WORK TO COMPLETE: Show all lines from the listing below that contain "Afficher".

DATA ENTRIES:

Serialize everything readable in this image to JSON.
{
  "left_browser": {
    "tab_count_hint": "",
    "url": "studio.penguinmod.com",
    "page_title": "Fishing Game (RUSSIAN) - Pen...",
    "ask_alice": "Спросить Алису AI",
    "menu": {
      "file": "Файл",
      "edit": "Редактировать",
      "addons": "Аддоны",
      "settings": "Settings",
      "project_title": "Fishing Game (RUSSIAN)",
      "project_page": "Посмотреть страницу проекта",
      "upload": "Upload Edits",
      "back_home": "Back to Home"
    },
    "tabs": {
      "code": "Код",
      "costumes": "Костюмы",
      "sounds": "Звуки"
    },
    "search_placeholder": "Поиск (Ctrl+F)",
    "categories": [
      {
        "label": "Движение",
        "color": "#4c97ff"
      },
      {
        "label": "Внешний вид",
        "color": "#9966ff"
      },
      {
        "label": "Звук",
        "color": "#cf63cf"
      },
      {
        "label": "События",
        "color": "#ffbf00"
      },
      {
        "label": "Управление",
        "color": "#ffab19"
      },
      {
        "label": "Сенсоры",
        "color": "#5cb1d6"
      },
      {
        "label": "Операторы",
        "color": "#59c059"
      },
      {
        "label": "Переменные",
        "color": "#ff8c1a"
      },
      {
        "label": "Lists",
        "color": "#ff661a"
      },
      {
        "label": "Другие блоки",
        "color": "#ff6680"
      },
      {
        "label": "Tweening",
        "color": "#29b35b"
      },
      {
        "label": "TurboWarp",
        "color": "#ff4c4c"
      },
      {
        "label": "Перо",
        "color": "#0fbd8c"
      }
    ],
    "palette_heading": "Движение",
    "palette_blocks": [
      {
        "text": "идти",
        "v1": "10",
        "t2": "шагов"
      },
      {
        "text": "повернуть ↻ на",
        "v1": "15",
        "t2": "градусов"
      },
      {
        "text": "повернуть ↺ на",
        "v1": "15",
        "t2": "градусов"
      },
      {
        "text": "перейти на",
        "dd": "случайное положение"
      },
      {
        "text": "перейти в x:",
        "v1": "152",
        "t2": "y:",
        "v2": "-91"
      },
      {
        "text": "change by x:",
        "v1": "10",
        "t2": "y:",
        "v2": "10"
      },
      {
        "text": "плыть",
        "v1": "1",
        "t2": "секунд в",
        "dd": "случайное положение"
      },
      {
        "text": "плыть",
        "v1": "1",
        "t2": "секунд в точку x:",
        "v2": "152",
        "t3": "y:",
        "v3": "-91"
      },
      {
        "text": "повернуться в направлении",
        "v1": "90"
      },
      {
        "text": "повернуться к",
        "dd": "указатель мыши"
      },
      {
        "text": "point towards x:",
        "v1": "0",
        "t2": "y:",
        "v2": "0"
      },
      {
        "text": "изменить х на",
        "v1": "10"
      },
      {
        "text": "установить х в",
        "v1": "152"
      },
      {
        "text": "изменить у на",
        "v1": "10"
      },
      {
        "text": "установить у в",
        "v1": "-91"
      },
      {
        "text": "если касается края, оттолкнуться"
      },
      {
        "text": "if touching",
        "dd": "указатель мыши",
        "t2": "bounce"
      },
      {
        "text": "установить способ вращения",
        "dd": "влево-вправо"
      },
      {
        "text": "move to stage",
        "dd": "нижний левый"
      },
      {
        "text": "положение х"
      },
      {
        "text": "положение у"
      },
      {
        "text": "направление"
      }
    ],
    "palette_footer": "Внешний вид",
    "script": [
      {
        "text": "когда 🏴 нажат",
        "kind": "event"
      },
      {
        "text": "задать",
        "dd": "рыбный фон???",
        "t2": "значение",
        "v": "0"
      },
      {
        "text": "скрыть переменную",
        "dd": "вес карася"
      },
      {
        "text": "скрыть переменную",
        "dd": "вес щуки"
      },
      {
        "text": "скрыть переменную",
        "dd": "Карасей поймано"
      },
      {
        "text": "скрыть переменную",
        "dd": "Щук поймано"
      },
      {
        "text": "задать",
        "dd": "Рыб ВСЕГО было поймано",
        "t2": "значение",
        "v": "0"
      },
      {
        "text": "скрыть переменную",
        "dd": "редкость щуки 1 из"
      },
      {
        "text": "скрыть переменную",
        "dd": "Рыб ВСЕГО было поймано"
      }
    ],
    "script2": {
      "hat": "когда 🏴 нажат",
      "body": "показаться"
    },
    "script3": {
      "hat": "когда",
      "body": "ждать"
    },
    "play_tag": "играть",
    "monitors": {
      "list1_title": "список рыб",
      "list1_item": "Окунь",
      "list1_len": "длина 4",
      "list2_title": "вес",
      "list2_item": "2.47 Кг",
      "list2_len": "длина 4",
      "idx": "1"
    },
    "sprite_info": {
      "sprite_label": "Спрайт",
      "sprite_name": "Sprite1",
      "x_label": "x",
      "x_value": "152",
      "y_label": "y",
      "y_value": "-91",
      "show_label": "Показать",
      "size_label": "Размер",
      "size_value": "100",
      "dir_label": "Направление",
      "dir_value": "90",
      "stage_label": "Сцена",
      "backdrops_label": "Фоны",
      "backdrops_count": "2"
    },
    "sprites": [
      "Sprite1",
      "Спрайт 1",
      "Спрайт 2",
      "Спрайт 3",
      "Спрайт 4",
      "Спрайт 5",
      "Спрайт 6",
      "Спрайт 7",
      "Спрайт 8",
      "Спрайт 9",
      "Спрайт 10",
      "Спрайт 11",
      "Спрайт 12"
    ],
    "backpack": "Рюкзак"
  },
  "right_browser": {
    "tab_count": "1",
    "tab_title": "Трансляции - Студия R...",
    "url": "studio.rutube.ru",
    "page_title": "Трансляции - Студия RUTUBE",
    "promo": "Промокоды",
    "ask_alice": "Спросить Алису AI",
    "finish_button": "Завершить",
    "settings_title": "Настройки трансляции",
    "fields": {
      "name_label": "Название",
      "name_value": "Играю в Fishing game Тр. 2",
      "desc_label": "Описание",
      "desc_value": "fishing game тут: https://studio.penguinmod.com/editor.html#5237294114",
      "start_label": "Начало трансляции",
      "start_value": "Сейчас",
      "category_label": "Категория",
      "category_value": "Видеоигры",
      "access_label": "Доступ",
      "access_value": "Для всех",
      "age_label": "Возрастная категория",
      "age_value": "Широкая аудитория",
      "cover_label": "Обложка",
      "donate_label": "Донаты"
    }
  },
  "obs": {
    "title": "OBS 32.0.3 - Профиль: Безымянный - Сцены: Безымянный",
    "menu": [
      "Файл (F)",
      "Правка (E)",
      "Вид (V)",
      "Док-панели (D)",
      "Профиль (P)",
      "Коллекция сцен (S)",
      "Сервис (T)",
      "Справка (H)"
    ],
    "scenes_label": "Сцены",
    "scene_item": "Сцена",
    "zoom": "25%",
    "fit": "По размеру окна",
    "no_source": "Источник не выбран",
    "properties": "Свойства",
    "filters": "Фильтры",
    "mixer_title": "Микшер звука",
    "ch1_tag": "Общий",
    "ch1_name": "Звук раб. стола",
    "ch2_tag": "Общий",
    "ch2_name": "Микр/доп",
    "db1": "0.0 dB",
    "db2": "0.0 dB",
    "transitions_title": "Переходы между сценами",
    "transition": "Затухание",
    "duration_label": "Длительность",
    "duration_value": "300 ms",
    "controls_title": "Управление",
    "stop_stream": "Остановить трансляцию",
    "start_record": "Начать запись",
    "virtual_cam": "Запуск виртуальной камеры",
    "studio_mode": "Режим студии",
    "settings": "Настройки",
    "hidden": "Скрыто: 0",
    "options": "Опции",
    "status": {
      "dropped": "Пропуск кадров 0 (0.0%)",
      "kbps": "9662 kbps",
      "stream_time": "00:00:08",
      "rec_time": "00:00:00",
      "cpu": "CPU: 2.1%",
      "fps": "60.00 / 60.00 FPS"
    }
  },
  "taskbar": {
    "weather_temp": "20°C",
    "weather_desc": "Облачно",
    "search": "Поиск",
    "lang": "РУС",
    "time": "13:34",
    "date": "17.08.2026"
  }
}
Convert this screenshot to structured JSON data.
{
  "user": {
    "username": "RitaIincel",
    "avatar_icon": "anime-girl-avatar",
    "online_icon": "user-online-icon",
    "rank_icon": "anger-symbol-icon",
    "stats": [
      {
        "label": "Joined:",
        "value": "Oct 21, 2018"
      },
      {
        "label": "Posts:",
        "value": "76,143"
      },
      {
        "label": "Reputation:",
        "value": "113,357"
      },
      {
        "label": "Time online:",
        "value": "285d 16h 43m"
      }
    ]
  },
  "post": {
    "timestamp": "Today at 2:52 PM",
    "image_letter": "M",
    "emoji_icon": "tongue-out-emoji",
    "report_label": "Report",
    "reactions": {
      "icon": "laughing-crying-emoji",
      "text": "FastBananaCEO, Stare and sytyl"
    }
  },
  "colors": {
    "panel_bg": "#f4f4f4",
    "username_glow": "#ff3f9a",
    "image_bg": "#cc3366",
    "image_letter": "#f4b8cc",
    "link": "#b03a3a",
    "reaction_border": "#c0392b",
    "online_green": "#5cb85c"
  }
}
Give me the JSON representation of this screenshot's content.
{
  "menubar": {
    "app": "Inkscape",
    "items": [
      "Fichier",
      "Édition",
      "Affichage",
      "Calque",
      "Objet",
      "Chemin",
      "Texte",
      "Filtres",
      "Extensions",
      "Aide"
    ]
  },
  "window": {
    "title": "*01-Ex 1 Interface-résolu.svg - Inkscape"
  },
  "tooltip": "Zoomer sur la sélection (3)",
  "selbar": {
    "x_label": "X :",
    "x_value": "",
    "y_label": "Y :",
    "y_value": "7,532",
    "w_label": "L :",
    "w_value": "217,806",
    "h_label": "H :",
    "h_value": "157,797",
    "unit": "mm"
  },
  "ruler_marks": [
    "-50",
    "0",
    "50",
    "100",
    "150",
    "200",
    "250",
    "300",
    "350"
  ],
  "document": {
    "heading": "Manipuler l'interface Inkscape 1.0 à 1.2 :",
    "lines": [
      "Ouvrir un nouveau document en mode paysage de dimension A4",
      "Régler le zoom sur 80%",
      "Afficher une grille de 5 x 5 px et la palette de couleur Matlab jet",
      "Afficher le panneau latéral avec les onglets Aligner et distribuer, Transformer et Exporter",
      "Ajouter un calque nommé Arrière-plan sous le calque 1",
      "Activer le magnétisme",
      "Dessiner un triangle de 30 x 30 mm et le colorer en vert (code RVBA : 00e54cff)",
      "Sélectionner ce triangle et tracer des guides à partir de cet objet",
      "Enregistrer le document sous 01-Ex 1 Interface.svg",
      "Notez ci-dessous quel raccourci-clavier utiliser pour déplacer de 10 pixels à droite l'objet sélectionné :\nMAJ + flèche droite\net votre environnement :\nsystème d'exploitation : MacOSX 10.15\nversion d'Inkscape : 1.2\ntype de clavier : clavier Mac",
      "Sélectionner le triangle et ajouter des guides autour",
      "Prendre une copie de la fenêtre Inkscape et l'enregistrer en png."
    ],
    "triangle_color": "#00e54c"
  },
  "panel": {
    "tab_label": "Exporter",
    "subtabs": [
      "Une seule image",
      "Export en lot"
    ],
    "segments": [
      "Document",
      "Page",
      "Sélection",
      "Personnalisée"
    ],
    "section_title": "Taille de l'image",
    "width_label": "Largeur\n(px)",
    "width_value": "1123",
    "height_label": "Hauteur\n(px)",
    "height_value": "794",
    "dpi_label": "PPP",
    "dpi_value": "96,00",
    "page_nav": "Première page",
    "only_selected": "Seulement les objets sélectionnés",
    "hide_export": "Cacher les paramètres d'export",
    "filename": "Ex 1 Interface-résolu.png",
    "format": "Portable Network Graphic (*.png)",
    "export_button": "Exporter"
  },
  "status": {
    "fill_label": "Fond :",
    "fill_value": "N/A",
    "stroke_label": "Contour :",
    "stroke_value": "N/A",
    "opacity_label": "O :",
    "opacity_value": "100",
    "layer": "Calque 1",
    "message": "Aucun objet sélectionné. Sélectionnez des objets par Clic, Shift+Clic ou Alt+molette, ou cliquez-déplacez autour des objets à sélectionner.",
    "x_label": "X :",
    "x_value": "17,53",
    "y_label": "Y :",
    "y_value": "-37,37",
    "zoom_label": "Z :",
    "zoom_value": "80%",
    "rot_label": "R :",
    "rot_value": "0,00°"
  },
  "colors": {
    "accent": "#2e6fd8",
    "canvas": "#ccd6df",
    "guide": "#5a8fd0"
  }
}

OUTPUT FOR THIS TASK:
      "Afficher une grille de 5 x 5 px et la palette de couleur Matlab jet",
      "Afficher le panneau latéral avec les onglets Aligner et distribuer, Transformer et Exporter",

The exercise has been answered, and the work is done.